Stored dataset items

☆ ☆ ☆ ☆ ☆

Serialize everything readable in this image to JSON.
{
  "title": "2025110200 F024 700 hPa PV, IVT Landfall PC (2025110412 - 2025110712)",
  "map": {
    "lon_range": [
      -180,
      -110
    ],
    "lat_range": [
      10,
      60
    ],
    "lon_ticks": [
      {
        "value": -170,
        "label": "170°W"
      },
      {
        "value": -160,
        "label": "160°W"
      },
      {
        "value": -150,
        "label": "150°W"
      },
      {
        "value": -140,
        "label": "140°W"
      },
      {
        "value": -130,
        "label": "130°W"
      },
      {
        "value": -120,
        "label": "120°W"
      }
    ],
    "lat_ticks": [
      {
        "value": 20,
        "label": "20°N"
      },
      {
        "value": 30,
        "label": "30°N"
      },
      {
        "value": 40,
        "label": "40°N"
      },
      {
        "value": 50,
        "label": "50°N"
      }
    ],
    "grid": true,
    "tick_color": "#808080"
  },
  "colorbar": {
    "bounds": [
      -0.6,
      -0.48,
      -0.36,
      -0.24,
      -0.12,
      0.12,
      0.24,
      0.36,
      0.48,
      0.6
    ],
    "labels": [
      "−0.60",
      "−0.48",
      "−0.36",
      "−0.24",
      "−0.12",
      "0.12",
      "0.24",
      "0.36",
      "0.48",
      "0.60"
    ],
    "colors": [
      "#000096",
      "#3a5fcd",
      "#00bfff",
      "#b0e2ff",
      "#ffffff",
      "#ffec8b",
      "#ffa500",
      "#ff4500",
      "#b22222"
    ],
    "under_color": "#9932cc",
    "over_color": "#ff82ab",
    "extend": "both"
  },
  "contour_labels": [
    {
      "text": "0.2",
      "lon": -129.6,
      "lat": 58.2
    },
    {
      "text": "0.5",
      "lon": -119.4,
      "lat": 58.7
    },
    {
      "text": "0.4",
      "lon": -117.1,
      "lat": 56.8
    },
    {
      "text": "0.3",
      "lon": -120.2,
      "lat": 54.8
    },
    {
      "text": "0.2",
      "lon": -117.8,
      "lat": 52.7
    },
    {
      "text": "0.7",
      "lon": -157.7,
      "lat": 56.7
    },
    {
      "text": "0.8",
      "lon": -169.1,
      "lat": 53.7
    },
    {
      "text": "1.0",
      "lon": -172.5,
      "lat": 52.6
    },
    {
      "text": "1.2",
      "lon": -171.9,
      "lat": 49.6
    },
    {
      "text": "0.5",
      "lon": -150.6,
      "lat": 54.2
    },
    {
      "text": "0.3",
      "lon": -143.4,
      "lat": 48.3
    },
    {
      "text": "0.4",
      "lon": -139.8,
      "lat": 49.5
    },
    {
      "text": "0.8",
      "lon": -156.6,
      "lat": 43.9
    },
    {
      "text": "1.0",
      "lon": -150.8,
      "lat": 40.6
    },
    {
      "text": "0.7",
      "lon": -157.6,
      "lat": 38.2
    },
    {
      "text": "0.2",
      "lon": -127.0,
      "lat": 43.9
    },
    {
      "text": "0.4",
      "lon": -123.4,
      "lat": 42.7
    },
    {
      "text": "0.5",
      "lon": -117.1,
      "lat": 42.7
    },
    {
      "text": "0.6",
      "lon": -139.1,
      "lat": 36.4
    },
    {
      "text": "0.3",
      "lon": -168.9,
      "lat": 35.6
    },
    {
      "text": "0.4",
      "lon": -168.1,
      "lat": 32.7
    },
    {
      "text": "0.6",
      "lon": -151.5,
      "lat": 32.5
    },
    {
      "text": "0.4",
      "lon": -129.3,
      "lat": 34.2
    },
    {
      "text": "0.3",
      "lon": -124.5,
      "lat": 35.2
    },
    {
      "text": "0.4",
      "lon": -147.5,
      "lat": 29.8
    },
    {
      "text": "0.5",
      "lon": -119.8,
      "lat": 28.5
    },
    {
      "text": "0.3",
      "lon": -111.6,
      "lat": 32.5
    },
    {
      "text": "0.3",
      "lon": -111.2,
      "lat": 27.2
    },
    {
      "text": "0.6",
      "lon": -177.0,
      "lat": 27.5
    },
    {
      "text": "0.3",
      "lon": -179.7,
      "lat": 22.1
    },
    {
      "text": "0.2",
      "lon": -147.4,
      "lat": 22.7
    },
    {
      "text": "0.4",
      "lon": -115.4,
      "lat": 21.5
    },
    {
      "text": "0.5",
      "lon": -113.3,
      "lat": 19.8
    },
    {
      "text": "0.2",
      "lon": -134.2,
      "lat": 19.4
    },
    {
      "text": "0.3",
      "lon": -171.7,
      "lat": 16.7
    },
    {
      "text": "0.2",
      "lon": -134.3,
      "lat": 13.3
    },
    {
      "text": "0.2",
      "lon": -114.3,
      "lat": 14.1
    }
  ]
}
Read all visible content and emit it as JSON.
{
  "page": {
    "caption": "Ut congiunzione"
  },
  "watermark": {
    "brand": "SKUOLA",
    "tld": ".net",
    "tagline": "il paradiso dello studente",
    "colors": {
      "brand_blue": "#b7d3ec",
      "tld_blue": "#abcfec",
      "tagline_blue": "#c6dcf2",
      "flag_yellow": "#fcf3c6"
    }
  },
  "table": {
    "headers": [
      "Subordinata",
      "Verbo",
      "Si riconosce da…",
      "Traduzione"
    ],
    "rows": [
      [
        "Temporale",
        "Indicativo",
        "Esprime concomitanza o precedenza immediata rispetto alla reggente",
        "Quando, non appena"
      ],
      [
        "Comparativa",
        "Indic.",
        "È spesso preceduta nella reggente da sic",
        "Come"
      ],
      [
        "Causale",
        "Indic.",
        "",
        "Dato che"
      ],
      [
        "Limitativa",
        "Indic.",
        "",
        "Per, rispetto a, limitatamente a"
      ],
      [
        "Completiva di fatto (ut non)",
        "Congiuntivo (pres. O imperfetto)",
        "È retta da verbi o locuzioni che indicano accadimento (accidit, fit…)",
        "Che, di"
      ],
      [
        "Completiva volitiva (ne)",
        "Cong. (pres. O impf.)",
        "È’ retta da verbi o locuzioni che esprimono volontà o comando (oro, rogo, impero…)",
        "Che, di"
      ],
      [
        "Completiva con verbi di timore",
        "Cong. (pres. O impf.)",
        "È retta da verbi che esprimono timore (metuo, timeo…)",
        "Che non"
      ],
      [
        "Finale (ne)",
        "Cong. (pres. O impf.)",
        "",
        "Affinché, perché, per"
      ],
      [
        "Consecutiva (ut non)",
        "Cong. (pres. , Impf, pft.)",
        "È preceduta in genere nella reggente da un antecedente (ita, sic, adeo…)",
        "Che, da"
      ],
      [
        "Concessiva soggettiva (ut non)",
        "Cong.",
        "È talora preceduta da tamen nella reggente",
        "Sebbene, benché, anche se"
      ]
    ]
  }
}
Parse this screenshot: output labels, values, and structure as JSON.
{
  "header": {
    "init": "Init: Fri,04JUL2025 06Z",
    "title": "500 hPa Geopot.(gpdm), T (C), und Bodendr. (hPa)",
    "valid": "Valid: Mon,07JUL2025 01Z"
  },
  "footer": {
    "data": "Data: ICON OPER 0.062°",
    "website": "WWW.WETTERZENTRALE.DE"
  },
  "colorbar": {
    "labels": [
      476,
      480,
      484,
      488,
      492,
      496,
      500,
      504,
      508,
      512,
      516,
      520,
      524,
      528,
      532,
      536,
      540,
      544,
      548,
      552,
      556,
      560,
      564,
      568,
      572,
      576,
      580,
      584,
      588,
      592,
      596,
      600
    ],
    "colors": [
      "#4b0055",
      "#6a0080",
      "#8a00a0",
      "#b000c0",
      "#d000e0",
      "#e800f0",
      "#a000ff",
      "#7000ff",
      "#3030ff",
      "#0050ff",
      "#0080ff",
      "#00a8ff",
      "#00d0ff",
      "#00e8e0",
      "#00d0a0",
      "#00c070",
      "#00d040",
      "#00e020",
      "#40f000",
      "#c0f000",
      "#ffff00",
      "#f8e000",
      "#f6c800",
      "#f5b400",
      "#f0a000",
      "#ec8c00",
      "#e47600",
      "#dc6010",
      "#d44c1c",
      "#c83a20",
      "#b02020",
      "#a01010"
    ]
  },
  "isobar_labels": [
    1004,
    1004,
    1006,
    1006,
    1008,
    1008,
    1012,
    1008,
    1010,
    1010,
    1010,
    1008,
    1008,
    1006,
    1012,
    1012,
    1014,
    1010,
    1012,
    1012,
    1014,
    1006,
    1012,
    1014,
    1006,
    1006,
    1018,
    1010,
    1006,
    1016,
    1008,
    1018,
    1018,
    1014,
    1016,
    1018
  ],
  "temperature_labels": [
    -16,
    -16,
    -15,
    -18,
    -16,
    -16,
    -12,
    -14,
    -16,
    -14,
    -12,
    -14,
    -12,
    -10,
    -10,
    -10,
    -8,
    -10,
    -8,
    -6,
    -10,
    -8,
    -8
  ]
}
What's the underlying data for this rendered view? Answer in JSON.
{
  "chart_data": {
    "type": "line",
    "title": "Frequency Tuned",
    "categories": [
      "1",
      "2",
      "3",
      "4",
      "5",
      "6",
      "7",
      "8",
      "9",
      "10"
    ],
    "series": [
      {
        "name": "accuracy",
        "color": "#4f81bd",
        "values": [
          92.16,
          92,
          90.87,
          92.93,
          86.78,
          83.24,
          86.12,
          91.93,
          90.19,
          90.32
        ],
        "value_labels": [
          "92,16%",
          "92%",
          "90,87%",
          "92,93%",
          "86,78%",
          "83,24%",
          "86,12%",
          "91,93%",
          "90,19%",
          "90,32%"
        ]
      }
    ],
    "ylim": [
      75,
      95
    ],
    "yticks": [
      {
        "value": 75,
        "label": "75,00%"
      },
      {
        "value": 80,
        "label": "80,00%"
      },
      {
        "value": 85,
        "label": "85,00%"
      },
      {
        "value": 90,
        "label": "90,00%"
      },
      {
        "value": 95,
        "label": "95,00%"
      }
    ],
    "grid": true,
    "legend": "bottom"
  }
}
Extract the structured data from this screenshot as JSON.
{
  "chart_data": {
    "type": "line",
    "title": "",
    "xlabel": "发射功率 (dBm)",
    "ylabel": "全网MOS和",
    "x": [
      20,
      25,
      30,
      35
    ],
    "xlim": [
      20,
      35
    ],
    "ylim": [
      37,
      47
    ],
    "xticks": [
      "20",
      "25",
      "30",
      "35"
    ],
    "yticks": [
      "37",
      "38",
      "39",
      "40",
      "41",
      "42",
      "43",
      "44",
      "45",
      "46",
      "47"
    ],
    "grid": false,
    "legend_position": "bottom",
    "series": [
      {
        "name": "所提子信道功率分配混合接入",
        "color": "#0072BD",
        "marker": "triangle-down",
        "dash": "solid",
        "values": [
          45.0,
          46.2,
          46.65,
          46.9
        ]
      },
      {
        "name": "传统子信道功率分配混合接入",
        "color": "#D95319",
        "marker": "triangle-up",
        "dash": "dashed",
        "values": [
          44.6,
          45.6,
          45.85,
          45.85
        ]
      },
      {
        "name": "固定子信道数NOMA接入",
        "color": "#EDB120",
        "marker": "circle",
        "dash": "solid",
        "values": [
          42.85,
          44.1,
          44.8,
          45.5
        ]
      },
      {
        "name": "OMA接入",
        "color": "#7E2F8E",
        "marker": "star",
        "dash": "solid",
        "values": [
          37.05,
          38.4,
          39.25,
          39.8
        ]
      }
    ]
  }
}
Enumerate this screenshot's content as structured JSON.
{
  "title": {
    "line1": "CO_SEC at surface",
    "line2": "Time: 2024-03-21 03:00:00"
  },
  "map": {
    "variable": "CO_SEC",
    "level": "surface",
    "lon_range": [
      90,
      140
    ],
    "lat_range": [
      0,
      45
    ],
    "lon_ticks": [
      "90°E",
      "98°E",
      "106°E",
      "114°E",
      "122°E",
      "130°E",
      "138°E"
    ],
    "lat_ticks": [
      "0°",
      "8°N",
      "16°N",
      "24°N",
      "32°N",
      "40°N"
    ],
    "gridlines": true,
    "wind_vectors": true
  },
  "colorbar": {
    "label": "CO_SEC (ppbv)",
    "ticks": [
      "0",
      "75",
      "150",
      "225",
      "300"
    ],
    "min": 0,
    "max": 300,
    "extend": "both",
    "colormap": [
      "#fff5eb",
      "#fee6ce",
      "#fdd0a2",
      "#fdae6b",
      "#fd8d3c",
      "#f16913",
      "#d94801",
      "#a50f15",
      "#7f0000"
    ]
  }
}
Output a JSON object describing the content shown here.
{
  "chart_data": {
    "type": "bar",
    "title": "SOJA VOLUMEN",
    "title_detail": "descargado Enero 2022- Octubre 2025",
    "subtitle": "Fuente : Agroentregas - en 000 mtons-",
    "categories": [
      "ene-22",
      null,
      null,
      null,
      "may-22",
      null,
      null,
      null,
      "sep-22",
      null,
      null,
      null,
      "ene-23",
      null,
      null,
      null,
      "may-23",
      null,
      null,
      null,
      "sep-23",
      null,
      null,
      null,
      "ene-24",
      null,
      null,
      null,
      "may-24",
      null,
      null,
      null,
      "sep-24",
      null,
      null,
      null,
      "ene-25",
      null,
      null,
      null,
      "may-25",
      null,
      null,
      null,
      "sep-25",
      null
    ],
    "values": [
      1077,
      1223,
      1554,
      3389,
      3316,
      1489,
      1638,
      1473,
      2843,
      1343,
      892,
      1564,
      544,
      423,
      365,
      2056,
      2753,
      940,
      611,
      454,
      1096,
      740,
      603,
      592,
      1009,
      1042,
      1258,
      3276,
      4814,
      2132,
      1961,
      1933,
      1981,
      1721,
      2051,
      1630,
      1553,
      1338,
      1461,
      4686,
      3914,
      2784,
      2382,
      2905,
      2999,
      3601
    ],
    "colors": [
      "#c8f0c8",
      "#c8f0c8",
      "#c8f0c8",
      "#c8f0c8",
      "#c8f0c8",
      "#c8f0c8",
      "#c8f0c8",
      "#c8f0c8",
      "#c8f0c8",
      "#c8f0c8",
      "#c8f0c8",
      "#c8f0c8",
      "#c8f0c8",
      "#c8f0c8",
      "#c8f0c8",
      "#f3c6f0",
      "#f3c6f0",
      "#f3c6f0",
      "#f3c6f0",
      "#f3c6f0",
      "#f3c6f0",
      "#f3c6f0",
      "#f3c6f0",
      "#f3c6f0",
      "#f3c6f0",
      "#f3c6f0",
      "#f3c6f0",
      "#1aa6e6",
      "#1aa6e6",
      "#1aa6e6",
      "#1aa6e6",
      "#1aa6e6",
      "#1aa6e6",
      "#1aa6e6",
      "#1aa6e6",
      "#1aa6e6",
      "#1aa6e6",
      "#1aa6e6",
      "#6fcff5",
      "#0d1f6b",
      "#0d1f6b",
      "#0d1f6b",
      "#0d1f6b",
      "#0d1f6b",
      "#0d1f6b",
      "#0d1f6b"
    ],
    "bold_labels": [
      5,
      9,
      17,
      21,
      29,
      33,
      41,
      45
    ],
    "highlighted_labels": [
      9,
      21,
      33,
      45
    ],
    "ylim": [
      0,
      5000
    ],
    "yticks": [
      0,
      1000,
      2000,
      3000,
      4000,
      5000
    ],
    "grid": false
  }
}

☆ ☆ ☆ ☆ ☆

→ **Exercise requirements**
Using the listing above, locate the lines that hold "reggente" and copy each one.

→ **The reply**
        "Esprime concomitanza o precedenza immediata rispetto alla reggente",
        "È spesso preceduta nella reggente da sic",
        "È preceduta in genere nella reggente da un antecedente (ita, sic, adeo…)",
        "È talora preceduta da tamen nella reggente",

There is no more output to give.